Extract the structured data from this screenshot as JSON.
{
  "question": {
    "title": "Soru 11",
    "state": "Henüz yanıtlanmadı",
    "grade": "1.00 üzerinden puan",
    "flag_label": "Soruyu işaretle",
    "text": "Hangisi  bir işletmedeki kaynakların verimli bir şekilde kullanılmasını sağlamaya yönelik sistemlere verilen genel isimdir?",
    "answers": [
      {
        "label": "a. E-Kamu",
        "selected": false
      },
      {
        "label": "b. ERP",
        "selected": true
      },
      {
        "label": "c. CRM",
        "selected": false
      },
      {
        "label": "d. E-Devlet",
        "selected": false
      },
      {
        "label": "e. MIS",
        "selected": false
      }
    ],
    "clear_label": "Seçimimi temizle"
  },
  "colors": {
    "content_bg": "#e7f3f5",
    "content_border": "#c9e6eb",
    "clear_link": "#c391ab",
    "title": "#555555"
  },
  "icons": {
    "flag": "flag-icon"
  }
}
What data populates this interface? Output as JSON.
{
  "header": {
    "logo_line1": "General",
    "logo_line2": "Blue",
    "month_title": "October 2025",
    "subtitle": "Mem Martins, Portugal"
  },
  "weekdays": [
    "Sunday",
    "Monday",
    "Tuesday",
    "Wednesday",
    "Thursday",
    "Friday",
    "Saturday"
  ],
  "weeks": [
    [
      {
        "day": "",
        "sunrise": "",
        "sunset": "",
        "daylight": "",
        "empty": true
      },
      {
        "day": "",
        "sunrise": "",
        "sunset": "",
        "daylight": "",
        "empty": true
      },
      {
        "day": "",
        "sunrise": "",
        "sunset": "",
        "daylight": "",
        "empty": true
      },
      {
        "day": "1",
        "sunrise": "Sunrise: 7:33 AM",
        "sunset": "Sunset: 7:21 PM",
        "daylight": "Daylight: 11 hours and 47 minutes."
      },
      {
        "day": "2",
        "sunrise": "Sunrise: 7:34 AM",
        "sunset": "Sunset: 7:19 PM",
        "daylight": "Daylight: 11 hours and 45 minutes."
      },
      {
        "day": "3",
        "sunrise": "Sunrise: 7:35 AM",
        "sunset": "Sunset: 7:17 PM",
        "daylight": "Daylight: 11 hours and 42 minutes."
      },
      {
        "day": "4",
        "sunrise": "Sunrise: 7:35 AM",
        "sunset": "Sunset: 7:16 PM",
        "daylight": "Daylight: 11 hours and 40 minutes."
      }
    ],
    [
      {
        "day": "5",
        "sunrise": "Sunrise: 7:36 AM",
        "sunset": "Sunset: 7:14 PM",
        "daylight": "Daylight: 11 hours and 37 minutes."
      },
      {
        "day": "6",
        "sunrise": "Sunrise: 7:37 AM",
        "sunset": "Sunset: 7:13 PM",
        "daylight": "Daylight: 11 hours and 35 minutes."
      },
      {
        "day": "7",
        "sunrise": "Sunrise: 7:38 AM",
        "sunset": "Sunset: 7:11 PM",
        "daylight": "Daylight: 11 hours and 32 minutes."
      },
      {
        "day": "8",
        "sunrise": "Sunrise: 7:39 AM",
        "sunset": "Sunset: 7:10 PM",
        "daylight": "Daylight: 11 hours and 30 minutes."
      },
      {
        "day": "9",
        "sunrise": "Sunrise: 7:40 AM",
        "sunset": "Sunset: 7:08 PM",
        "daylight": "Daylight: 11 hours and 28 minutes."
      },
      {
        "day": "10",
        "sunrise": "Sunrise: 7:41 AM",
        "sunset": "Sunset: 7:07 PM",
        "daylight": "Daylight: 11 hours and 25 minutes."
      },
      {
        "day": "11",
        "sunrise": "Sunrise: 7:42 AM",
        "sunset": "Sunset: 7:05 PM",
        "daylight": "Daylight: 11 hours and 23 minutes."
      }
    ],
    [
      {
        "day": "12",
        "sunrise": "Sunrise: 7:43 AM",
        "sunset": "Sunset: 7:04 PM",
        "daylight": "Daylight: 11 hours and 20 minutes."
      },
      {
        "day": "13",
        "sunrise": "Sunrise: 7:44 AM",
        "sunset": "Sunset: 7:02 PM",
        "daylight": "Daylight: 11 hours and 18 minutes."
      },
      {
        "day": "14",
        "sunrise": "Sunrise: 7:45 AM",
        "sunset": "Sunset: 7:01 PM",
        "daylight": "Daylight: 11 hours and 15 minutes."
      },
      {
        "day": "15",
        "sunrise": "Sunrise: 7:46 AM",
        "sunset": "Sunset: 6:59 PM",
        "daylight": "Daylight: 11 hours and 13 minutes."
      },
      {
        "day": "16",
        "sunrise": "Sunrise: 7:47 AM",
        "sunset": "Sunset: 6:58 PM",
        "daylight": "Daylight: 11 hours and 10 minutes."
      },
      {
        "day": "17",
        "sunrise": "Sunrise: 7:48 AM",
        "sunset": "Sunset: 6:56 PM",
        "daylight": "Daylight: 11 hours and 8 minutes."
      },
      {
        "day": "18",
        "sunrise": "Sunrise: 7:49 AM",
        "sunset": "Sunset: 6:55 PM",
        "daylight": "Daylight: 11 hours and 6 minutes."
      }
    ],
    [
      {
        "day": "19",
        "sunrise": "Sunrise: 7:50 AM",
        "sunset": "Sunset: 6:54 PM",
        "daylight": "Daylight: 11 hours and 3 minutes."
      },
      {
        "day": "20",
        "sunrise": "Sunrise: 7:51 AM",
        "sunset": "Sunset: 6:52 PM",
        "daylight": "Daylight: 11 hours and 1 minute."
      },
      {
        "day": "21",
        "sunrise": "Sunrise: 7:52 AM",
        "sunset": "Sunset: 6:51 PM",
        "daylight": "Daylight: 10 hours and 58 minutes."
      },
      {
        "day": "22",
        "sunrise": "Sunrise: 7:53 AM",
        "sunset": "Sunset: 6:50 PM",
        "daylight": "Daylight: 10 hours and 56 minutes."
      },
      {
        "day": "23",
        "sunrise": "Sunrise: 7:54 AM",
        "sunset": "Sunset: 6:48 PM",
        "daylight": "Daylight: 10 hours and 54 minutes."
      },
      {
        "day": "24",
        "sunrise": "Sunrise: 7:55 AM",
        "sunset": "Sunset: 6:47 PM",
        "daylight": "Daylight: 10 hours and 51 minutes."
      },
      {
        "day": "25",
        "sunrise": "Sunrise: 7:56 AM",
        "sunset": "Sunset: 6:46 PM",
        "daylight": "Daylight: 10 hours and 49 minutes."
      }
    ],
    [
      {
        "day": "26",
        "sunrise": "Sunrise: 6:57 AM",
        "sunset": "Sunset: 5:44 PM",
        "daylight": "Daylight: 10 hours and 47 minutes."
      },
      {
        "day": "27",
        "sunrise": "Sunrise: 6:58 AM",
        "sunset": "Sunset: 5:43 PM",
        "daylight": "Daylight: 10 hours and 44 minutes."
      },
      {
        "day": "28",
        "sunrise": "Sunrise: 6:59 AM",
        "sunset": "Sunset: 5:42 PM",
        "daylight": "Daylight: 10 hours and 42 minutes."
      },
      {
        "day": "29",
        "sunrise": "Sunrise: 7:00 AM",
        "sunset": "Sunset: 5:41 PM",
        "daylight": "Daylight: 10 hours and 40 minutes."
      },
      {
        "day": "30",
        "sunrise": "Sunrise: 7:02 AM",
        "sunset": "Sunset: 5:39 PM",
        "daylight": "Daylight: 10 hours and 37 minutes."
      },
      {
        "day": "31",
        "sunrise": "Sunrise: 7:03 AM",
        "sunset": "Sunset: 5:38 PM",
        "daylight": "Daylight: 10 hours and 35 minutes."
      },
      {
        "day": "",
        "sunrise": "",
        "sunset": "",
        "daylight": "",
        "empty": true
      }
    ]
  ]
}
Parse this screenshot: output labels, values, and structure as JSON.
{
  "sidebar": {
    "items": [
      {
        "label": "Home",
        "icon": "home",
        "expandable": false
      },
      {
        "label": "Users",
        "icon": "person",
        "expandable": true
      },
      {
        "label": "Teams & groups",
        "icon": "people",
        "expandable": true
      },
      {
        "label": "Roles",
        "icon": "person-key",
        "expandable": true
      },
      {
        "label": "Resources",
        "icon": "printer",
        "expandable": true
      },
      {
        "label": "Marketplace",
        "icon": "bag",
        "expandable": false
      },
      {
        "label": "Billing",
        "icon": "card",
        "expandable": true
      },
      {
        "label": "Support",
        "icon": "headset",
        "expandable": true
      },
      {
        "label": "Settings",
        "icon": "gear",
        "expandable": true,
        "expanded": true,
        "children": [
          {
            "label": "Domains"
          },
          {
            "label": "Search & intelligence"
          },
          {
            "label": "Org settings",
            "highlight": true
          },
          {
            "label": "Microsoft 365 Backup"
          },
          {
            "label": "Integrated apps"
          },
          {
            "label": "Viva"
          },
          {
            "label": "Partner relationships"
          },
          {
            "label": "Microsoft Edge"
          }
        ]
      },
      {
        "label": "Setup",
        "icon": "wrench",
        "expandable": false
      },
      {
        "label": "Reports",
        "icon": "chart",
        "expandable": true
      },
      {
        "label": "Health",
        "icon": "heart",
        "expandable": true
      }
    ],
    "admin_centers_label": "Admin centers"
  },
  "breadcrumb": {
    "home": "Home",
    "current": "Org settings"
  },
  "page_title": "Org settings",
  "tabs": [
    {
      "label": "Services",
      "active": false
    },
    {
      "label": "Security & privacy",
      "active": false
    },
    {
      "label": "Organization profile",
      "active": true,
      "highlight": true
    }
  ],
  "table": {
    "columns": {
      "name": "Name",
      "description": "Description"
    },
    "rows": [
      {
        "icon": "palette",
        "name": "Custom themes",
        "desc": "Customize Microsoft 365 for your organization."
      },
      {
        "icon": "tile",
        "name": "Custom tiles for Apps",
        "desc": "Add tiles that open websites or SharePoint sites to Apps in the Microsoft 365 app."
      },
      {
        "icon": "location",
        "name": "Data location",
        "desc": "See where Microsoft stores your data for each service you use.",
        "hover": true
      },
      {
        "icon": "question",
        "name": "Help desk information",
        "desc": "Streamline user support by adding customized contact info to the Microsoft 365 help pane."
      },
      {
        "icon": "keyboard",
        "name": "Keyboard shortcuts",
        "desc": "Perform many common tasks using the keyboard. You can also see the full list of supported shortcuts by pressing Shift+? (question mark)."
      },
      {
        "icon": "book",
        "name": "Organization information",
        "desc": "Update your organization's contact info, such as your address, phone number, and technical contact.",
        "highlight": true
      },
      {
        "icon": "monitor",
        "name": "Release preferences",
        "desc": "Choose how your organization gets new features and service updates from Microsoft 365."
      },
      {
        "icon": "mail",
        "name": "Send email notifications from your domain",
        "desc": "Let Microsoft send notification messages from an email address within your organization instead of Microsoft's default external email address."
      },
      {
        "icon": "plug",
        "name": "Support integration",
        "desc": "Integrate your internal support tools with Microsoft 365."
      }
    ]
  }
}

• TASK BRIEF: Look over the listing. Pull out every line with the string "address" in it.

• EXERCISE ANSWER:
        "desc": "Update your organization's contact info, such as your address, phone number, and technical contact.",
        "desc": "Let Microsoft send notification messages from an email address within your organization instead of Microsoft's default external email address."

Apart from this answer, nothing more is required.